_WHAT YOU ARE ASKED TO DO_. Copy each line where the word "important" occurs.

::: SUPPLIED INFORMATION :::

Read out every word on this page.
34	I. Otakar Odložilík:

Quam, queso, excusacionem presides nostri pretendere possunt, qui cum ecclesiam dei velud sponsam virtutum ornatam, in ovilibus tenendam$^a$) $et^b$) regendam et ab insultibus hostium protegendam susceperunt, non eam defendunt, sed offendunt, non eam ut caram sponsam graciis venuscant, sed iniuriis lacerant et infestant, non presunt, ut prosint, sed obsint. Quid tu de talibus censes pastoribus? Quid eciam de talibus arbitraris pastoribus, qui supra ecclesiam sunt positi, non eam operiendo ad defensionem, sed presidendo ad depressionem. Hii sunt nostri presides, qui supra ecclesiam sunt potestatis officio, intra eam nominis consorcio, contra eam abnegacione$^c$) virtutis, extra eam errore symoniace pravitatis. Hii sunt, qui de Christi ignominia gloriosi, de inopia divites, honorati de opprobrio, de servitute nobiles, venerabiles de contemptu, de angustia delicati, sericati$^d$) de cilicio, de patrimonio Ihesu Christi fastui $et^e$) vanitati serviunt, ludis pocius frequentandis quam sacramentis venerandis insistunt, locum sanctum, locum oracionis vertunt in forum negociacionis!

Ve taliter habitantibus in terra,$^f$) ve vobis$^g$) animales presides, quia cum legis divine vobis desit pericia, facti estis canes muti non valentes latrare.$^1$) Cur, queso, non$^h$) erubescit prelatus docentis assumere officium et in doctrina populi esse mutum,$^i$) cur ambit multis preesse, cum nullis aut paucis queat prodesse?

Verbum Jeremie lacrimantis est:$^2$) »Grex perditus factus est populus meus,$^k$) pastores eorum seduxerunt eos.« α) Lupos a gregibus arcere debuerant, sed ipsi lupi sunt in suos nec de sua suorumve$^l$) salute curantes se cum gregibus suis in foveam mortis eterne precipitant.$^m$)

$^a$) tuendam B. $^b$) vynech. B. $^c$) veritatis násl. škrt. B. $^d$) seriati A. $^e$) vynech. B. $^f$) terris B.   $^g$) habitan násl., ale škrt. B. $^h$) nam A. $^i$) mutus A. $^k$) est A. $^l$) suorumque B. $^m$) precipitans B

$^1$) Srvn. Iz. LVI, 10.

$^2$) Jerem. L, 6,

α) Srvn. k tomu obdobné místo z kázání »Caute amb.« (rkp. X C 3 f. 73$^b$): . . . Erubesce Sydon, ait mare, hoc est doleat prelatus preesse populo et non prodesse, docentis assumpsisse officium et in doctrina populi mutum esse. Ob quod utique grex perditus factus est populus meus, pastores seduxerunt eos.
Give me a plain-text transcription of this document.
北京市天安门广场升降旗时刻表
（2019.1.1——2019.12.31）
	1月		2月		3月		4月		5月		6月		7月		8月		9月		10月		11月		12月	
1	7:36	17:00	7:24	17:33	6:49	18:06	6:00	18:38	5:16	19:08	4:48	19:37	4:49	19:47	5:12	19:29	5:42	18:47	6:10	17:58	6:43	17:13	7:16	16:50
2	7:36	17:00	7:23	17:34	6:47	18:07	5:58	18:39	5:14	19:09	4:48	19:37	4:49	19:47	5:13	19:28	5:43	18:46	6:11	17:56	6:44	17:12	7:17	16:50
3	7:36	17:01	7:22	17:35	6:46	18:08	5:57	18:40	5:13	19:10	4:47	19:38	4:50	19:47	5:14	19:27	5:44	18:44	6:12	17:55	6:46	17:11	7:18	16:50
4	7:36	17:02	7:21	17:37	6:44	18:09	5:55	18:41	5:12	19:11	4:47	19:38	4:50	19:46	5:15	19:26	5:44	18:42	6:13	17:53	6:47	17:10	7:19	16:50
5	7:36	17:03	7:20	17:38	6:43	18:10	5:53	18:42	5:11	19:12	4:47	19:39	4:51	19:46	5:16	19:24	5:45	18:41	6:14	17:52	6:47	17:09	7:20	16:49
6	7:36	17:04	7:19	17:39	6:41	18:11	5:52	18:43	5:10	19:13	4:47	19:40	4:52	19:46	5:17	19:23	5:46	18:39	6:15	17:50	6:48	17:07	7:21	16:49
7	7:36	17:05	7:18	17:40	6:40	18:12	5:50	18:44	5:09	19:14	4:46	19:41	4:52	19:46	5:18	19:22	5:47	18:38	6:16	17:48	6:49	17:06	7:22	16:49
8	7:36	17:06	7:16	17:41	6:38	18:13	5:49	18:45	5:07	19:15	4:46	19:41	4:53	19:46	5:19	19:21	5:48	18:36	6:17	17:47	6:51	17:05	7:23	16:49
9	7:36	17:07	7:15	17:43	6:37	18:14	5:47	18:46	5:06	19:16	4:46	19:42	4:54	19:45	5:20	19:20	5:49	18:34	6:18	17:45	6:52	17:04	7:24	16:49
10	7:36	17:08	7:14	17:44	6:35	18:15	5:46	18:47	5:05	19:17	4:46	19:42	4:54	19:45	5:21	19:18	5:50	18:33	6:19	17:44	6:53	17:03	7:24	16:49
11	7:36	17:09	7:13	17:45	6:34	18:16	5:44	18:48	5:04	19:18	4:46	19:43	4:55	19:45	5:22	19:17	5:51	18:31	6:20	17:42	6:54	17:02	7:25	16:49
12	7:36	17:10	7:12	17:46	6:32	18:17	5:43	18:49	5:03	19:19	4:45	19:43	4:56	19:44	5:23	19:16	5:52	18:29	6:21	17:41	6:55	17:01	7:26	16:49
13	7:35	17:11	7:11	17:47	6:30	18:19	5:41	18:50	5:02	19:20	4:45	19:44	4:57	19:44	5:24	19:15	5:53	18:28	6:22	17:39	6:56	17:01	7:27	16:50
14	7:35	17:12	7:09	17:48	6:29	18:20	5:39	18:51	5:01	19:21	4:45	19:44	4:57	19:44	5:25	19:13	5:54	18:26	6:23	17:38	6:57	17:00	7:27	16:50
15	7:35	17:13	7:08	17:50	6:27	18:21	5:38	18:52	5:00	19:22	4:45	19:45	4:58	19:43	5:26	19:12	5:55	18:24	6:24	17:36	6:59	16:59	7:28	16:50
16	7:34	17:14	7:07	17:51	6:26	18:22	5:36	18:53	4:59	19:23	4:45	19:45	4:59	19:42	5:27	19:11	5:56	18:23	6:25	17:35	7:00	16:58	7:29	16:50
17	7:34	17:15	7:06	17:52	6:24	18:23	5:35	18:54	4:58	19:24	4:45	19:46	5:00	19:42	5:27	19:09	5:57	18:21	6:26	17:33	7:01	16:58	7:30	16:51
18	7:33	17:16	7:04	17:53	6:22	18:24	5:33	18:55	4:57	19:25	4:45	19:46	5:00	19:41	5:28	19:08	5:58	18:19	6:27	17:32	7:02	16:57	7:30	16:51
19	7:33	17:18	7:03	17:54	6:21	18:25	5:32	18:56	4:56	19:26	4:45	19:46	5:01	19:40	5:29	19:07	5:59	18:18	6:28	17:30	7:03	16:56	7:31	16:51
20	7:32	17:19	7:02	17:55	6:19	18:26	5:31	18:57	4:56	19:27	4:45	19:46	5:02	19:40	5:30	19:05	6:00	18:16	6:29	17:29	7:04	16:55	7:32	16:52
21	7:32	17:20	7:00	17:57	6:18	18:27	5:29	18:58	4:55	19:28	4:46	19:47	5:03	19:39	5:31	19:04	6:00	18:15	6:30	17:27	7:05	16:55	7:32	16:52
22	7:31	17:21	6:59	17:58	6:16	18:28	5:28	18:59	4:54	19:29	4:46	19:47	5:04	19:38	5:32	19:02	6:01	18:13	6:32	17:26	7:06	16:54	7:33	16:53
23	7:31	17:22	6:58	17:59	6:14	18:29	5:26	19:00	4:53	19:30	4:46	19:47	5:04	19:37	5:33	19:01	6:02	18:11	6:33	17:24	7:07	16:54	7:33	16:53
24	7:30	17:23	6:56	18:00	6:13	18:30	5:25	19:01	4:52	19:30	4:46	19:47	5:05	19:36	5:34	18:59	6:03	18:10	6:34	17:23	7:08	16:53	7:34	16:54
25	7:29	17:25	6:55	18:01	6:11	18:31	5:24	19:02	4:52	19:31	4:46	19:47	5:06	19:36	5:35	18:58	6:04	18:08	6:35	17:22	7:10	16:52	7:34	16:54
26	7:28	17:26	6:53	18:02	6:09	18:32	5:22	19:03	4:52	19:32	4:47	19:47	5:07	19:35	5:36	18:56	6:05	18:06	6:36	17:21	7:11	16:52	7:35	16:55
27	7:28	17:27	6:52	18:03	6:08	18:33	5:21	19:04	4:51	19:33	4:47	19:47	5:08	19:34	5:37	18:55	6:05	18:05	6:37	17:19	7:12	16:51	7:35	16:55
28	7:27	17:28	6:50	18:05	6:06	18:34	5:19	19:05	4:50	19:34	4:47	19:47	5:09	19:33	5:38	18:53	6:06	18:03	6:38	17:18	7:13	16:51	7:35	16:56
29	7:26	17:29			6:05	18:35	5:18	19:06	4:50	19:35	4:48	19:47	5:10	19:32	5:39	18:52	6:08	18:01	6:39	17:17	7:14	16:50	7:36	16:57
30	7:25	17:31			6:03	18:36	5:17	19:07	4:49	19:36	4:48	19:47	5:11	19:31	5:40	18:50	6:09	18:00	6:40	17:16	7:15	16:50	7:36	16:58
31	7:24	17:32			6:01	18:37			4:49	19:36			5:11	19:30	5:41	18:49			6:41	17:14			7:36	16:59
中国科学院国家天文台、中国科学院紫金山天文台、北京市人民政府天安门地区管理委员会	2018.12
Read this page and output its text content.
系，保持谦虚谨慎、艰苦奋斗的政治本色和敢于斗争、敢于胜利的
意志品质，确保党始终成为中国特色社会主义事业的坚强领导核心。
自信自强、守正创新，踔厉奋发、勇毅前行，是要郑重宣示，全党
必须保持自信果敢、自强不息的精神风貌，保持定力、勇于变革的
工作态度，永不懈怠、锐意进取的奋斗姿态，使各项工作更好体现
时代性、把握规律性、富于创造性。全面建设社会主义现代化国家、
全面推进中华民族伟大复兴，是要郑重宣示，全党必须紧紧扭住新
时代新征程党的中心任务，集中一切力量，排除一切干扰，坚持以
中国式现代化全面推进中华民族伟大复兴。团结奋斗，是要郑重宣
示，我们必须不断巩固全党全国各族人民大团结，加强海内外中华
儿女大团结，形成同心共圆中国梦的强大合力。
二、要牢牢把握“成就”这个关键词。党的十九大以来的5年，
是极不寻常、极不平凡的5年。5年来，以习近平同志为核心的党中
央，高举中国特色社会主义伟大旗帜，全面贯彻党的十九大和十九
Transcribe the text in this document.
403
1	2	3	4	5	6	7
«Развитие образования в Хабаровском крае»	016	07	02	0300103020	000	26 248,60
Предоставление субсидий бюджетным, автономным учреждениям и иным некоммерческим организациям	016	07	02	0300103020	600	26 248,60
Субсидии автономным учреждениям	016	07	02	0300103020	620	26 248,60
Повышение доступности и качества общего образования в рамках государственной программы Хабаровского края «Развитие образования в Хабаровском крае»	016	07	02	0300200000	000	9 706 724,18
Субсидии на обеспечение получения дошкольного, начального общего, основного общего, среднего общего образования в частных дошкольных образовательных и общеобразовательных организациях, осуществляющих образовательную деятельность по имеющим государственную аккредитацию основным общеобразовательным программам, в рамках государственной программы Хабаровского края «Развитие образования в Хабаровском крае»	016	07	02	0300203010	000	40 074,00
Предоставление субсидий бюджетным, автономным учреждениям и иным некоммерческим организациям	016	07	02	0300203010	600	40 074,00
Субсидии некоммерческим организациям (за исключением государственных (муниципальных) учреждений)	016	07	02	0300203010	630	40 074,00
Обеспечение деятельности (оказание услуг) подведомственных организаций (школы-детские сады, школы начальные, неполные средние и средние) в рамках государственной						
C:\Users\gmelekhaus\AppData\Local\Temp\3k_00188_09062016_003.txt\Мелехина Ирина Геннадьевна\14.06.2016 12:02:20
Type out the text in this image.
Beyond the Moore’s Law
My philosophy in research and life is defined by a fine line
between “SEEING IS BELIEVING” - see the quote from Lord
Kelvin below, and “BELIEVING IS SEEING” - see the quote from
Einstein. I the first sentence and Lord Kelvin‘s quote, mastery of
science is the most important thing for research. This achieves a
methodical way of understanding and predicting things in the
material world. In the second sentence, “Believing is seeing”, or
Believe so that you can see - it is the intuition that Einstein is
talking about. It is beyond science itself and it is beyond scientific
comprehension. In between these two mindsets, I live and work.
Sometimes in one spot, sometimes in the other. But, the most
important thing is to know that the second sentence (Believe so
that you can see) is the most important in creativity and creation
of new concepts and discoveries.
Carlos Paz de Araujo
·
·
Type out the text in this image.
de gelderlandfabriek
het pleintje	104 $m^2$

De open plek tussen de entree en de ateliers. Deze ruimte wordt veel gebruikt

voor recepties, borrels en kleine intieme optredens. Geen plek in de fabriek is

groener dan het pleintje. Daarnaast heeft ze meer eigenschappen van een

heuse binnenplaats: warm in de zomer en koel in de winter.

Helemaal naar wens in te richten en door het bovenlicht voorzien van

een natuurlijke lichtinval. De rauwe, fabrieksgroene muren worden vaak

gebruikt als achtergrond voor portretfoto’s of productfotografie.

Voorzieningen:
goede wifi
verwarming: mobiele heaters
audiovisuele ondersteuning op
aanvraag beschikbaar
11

:::

_ANSWER TO THIS TASK_.
science is the most important thing for research. This achieves a
important thing is to know that the second sentence (Believe so
that you can see) is the most important in creativity and creation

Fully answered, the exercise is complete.